Transcribe the material below exactly as it appears.

[Extracted records]
++++++++
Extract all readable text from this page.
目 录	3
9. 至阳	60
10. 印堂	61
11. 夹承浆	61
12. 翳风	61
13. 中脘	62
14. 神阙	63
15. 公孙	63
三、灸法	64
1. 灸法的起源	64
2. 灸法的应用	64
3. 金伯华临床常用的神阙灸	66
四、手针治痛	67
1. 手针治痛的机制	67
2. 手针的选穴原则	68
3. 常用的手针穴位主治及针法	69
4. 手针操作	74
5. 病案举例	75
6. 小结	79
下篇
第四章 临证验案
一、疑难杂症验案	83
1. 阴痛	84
++++++++
» Result of this exercise
Extract all readable text from this page.
目 录	3
9. 至阳	60
10. 印堂	61
11. 夹承浆	61
12. 翳风	61
13. 中脘	62
14. 神阙	63
15. 公孙	63
三、灸法	64
1. 灸法的起源	64
2. 灸法的应用	64
3. 金伯华临床常用的神阙灸	66
四、手针治痛	67
1. 手针治痛的机制	67
2. 手针的选穴原则	68
3. 常用的手针穴位主治及针法	69
4. 手针操作	74
5. 病案举例	75
6. 小结	79
下篇
第四章 临证验案
一、疑难杂症验案	83
1. 阴痛	84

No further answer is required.